Exercise prompt: Repeat the records below exactly, leaving out every picture.

--- START ---

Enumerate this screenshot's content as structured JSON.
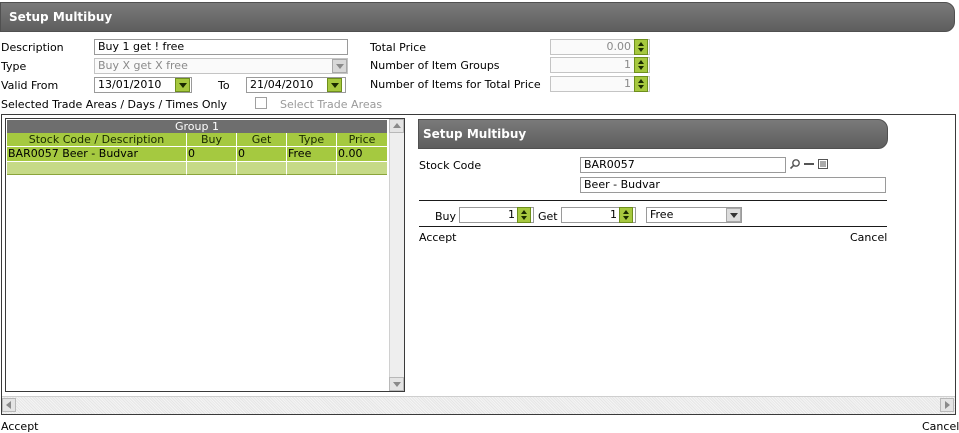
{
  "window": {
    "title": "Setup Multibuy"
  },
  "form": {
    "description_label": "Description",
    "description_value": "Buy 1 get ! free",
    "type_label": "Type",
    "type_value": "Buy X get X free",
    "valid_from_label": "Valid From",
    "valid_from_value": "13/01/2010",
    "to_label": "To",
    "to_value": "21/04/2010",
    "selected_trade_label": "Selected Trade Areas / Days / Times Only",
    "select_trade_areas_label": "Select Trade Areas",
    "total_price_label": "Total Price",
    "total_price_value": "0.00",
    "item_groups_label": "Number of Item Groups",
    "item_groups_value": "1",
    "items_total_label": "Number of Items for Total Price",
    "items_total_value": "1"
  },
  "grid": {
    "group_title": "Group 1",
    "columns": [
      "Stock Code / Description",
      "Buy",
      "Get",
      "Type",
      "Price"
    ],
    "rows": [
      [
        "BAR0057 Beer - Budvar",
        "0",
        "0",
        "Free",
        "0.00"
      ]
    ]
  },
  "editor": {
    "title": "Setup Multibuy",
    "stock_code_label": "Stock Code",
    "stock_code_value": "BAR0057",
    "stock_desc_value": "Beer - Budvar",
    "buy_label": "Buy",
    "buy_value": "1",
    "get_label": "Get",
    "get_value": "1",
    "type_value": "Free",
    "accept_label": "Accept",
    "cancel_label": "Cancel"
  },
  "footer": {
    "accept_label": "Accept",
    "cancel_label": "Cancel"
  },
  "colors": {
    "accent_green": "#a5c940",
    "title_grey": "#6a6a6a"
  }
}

--- END ---

Result below:
Enumerate this screenshot's content as structured JSON.
{
  "window": {
    "title": "Setup Multibuy"
  },
  "form": {
    "description_label": "Description",
    "description_value": "Buy 1 get ! free",
    "type_label": "Type",
    "type_value": "Buy X get X free",
    "valid_from_label": "Valid From",
    "valid_from_value": "13/01/2010",
    "to_label": "To",
    "to_value": "21/04/2010",
    "selected_trade_label": "Selected Trade Areas / Days / Times Only",
    "select_trade_areas_label": "Select Trade Areas",
    "total_price_label": "Total Price",
    "total_price_value": "0.00",
    "item_groups_label": "Number of Item Groups",
    "item_groups_value": "1",
    "items_total_label": "Number of Items for Total Price",
    "items_total_value": "1"
  },
  "grid": {
    "group_title": "Group 1",
    "columns": [
      "Stock Code / Description",
      "Buy",
      "Get",
      "Type",
      "Price"
    ],
    "rows": [
      [
        "BAR0057 Beer - Budvar",
        "0",
        "0",
        "Free",
        "0.00"
      ]
    ]
  },
  "editor": {
    "title": "Setup Multibuy",
    "stock_code_label": "Stock Code",
    "stock_code_value": "BAR0057",
    "stock_desc_value": "Beer - Budvar",
    "buy_label": "Buy",
    "buy_value": "1",
    "get_label": "Get",
    "get_value": "1",
    "type_value": "Free",
    "accept_label": "Accept",
    "cancel_label": "Cancel"
  },
  "footer": {
    "accept_label": "Accept",
    "cancel_label": "Cancel"
  },
  "colors": {
    "accent_green": "#a5c940",
    "title_grey": "#6a6a6a"
  }
}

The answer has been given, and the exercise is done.